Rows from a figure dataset
- - - - -

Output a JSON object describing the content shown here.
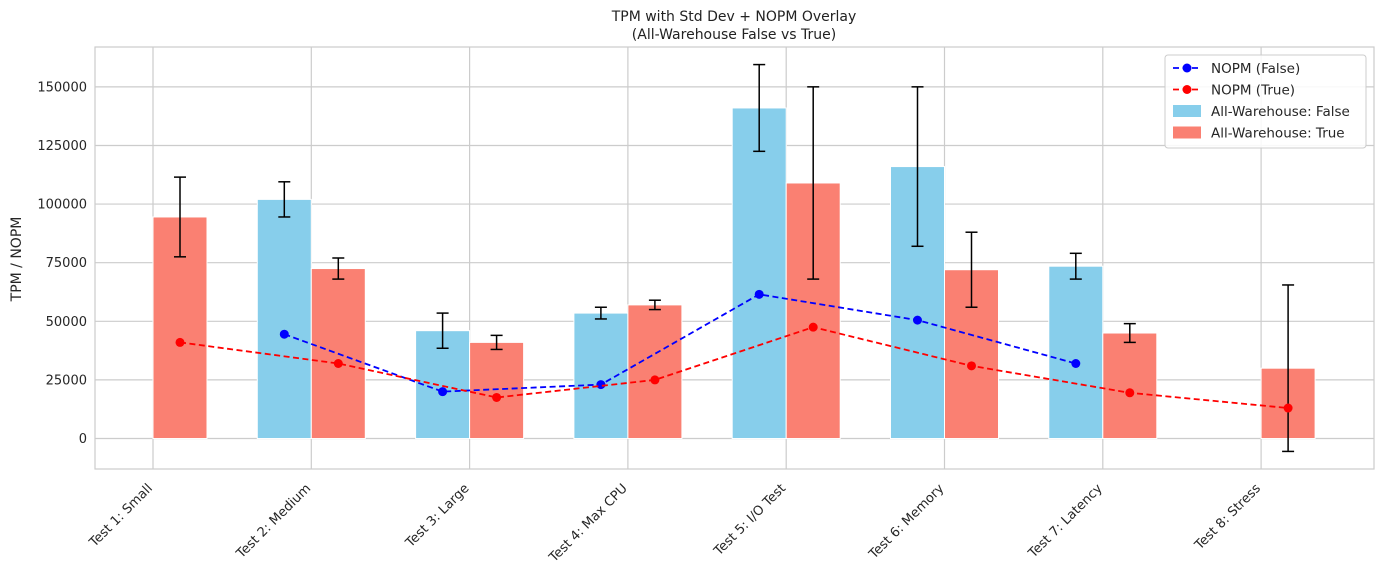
{
  "chart_data": {
    "type": "bar",
    "title": "TPM with Std Dev + NOPM Overlay",
    "subtitle": "(All-Warehouse False vs True)",
    "xlabel": "",
    "ylabel": "TPM / NOPM",
    "ylim": [
      -13000,
      167000
    ],
    "yticks": [
      0,
      25000,
      50000,
      75000,
      100000,
      125000,
      150000
    ],
    "ytick_labels": [
      "0",
      "25000",
      "50000",
      "75000",
      "100000",
      "125000",
      "150000"
    ],
    "grid": true,
    "legend_position": "top-right",
    "categories": [
      "Test 1: Small",
      "Test 2: Medium",
      "Test 3: Large",
      "Test 4: Max CPU",
      "Test 5: I/O Test",
      "Test 6: Memory",
      "Test 7: Latency",
      "Test 8: Stress"
    ],
    "series": [
      {
        "name": "All-Warehouse: False",
        "kind": "bar",
        "color": "#87ceeb",
        "values": [
          null,
          102000,
          46000,
          53500,
          141000,
          116000,
          73500,
          null
        ],
        "std": [
          null,
          7500,
          7500,
          2500,
          18500,
          34000,
          5500,
          null
        ]
      },
      {
        "name": "All-Warehouse: True",
        "kind": "bar",
        "color": "#fa8072",
        "values": [
          94500,
          72500,
          41000,
          57000,
          109000,
          72000,
          45000,
          30000
        ],
        "std": [
          17000,
          4500,
          3000,
          2000,
          41000,
          16000,
          4000,
          35500
        ]
      },
      {
        "name": "NOPM (False)",
        "kind": "line",
        "color": "#0000ff",
        "values": [
          null,
          44500,
          20000,
          23000,
          61500,
          50500,
          32000,
          null
        ]
      },
      {
        "name": "NOPM (True)",
        "kind": "line",
        "color": "#ff0000",
        "values": [
          41000,
          32000,
          17500,
          25000,
          47500,
          31000,
          19500,
          13000
        ]
      }
    ]
  }
}
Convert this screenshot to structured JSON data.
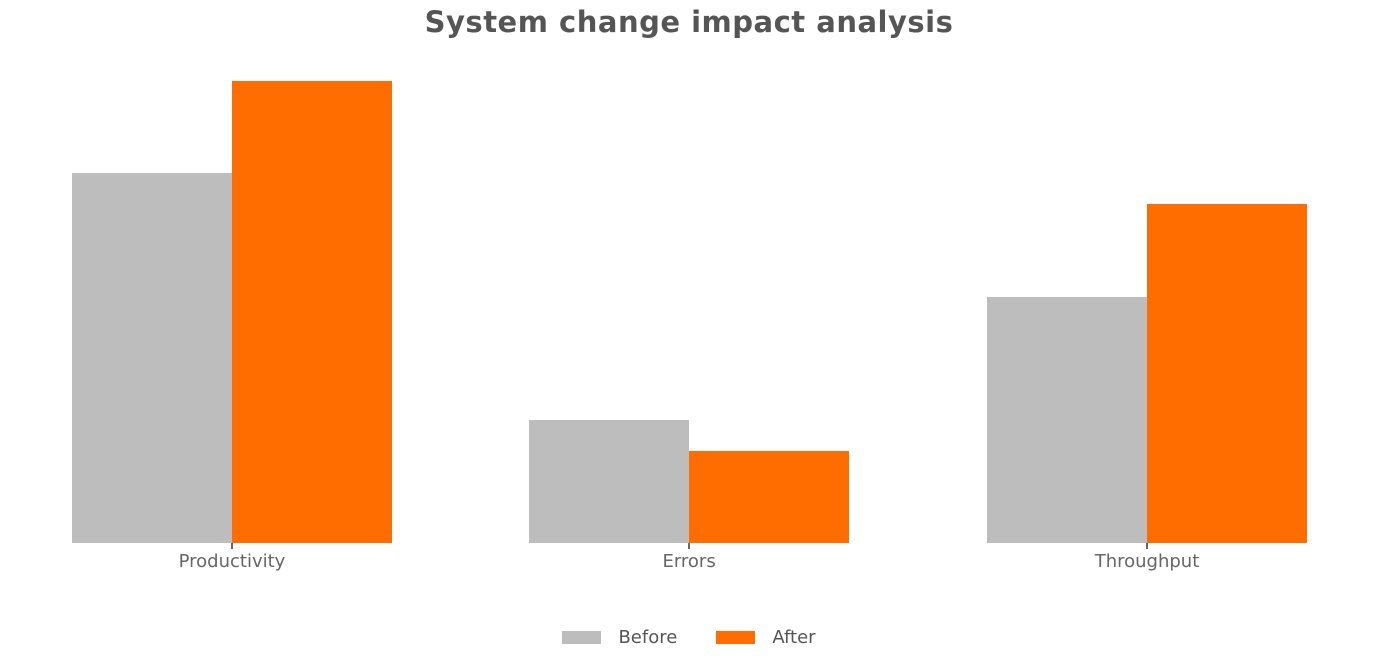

- - - - -

• What is being asked
Produce an exact copy of each line of data, skipping embedded images.

• Written solution
Output a JSON object describing the content shown here.
{
  "chart_data": {
    "type": "bar",
    "title": "TPM with Std Dev + NOPM Overlay",
    "subtitle": "(All-Warehouse False vs True)",
    "xlabel": "",
    "ylabel": "TPM / NOPM",
    "ylim": [
      -13000,
      167000
    ],
    "yticks": [
      0,
      25000,
      50000,
      75000,
      100000,
      125000,
      150000
    ],
    "ytick_labels": [
      "0",
      "25000",
      "50000",
      "75000",
      "100000",
      "125000",
      "150000"
    ],
    "grid": true,
    "legend_position": "top-right",
    "categories": [
      "Test 1: Small",
      "Test 2: Medium",
      "Test 3: Large",
      "Test 4: Max CPU",
      "Test 5: I/O Test",
      "Test 6: Memory",
      "Test 7: Latency",
      "Test 8: Stress"
    ],
    "series": [
      {
        "name": "All-Warehouse: False",
        "kind": "bar",
        "color": "#87ceeb",
        "values": [
          null,
          102000,
          46000,
          53500,
          141000,
          116000,
          73500,
          null
        ],
        "std": [
          null,
          7500,
          7500,
          2500,
          18500,
          34000,
          5500,
          null
        ]
      },
      {
        "name": "All-Warehouse: True",
        "kind": "bar",
        "color": "#fa8072",
        "values": [
          94500,
          72500,
          41000,
          57000,
          109000,
          72000,
          45000,
          30000
        ],
        "std": [
          17000,
          4500,
          3000,
          2000,
          41000,
          16000,
          4000,
          35500
        ]
      },
      {
        "name": "NOPM (False)",
        "kind": "line",
        "color": "#0000ff",
        "values": [
          null,
          44500,
          20000,
          23000,
          61500,
          50500,
          32000,
          null
        ]
      },
      {
        "name": "NOPM (True)",
        "kind": "line",
        "color": "#ff0000",
        "values": [
          41000,
          32000,
          17500,
          25000,
          47500,
          31000,
          19500,
          13000
        ]
      }
    ]
  }
}
Convert this screenshot to structured JSON data.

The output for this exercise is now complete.